The exercise asks you to copy every line below in which "MTHS" appears.

※ ※ ※

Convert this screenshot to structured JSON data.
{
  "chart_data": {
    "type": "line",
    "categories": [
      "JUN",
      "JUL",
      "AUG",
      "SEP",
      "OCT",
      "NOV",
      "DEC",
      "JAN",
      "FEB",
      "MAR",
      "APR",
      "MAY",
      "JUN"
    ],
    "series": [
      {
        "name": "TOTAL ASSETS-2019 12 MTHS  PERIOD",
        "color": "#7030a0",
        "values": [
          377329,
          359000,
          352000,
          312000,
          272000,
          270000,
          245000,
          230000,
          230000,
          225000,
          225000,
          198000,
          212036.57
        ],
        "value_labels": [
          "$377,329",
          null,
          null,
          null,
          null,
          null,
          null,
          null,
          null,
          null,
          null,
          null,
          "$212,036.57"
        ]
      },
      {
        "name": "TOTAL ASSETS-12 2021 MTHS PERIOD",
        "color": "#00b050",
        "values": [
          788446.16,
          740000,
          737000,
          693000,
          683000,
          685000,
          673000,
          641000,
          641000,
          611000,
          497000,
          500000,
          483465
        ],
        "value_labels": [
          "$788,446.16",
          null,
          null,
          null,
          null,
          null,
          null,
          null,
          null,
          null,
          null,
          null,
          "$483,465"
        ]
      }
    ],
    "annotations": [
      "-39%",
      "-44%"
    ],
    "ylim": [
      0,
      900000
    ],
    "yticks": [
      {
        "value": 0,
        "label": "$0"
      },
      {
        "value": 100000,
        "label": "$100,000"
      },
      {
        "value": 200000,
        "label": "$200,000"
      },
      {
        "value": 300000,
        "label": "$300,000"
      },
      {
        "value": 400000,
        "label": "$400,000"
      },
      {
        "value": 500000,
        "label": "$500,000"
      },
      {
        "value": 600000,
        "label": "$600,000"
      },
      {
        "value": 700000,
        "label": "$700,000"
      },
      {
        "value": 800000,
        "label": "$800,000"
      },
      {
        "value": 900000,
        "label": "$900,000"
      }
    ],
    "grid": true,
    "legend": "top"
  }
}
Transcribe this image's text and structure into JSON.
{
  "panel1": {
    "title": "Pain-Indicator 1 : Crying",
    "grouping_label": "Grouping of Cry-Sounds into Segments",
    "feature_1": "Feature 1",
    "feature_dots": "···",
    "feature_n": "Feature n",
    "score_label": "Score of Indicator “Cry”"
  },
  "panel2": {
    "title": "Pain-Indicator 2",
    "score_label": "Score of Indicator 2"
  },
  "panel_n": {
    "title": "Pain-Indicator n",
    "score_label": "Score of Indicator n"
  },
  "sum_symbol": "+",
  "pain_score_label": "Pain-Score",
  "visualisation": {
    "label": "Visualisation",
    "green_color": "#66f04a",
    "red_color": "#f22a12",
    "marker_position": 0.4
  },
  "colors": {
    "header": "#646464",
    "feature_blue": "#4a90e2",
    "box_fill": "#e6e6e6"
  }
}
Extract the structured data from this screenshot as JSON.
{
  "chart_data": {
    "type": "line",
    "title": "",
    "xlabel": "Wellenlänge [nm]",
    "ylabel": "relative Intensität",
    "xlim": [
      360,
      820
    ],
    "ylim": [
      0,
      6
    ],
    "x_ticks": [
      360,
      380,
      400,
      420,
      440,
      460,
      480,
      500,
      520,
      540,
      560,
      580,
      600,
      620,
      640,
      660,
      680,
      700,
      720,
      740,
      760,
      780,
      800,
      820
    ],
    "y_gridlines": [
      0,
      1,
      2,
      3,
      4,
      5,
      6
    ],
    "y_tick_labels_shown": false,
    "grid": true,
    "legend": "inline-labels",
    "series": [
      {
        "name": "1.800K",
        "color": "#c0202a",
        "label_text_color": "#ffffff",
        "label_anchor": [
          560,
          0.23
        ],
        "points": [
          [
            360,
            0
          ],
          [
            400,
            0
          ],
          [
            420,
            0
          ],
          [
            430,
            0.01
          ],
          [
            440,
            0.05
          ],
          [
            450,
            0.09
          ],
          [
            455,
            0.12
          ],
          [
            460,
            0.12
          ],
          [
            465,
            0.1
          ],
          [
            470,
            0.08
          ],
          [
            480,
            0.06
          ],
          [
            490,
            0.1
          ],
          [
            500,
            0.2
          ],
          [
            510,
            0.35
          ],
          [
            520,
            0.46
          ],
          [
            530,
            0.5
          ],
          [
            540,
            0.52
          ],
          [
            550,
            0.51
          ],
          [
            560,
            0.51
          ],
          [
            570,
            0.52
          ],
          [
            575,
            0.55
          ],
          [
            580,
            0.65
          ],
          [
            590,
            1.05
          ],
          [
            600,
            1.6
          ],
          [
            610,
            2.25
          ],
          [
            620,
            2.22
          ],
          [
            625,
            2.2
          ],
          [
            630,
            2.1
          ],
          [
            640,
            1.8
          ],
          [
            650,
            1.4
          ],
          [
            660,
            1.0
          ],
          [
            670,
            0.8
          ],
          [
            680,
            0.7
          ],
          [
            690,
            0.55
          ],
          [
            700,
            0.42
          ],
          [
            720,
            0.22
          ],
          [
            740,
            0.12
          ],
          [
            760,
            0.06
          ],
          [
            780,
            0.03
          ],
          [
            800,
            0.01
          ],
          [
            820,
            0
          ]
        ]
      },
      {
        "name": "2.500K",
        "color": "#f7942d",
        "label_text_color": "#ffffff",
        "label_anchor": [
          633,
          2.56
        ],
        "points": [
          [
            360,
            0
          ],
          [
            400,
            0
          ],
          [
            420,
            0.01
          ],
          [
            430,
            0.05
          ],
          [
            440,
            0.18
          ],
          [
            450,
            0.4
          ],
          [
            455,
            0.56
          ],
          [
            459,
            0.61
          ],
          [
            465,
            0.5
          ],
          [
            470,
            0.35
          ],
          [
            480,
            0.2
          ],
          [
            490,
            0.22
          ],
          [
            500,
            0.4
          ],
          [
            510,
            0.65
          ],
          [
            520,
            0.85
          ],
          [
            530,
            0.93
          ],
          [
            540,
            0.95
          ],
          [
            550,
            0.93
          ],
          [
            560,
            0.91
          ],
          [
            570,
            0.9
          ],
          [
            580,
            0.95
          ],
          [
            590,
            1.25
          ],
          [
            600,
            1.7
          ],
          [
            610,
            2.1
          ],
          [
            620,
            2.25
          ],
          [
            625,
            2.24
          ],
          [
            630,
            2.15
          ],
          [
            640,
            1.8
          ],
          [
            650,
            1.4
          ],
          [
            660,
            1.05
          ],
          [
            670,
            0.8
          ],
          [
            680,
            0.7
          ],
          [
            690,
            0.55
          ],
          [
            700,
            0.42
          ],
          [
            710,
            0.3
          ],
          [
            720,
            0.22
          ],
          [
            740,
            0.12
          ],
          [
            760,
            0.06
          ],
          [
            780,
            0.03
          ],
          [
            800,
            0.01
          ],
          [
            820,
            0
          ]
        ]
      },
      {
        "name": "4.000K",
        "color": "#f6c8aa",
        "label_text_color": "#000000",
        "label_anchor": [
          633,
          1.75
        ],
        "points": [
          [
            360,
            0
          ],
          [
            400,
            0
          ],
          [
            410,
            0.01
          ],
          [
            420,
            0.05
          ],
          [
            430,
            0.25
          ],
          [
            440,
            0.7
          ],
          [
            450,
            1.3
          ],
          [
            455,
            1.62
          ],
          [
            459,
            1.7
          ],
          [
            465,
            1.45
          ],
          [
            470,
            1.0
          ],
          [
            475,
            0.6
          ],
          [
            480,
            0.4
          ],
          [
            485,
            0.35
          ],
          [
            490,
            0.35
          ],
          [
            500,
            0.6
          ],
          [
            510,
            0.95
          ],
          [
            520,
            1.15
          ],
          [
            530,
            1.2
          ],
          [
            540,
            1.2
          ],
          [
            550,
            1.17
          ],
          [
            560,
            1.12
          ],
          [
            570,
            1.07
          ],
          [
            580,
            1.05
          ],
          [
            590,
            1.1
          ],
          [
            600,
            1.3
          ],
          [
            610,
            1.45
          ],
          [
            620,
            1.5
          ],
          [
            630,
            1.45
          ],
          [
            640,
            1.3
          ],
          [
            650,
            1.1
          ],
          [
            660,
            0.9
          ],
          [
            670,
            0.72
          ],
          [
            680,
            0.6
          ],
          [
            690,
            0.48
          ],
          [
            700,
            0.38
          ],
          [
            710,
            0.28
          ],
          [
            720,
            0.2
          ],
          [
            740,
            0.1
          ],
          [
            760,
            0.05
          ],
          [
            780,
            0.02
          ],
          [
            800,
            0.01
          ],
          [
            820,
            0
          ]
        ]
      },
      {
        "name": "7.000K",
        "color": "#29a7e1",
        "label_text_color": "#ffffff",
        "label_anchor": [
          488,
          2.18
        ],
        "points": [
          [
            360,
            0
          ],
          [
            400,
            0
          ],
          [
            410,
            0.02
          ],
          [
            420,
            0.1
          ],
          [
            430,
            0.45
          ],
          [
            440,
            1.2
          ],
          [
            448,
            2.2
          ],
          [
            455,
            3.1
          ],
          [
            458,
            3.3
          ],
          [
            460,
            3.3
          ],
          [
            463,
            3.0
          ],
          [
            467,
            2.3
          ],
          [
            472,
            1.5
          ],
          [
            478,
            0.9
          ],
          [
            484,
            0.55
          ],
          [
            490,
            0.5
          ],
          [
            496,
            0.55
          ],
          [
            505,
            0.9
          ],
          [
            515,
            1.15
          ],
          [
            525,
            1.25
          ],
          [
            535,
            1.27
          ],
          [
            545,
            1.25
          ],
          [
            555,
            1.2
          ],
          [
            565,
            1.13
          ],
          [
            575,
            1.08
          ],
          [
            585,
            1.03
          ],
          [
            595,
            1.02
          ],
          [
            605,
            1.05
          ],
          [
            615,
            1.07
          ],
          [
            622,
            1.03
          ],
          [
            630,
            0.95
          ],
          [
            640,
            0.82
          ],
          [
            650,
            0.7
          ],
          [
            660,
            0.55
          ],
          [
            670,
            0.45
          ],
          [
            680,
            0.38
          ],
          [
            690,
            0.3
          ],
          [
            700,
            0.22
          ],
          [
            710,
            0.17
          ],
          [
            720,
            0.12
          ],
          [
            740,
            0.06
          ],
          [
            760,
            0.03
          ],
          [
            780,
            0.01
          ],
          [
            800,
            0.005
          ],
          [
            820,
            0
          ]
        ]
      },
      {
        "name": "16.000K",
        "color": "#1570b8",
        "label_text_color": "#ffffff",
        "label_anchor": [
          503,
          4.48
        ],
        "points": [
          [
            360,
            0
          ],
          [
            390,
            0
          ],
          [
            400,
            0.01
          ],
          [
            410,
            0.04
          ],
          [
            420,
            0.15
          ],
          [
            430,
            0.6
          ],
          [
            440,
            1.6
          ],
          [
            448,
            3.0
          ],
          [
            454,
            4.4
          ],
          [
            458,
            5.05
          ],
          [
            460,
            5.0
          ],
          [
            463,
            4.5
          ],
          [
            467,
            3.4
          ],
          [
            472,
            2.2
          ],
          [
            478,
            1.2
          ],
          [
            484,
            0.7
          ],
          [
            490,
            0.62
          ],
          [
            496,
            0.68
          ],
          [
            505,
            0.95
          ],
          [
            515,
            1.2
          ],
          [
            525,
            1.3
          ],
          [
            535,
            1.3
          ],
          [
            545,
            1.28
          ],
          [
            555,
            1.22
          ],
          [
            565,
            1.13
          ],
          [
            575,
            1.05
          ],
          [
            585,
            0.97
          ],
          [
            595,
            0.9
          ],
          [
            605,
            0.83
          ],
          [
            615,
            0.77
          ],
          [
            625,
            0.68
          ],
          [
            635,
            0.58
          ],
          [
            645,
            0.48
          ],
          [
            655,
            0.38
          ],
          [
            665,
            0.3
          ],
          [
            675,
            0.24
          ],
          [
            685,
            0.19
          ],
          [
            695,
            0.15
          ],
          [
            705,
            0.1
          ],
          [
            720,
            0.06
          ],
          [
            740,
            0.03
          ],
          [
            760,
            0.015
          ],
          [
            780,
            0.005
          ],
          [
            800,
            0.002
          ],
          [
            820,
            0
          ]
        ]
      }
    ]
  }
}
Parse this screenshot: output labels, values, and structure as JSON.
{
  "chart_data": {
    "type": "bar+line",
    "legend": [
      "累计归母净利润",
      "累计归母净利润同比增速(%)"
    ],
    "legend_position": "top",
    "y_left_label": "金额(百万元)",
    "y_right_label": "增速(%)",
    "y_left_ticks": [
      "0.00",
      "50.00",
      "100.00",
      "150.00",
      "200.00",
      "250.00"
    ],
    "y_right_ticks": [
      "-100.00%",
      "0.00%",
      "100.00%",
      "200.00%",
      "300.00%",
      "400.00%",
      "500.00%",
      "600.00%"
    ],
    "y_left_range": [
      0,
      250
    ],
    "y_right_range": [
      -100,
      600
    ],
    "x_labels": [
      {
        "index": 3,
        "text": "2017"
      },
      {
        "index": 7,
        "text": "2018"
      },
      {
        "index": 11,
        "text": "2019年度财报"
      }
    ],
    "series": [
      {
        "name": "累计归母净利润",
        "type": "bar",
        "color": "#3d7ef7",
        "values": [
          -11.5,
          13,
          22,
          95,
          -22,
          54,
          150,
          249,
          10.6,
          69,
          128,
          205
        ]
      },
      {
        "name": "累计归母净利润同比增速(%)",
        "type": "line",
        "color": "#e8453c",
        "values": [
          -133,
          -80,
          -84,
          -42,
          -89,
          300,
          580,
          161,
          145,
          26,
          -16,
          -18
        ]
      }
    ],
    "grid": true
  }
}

※ ※ ※

RESULT OF THIS EXERCISE:
        "name": "TOTAL ASSETS-2019 12 MTHS  PERIOD",
        "name": "TOTAL ASSETS-12 2021 MTHS PERIOD",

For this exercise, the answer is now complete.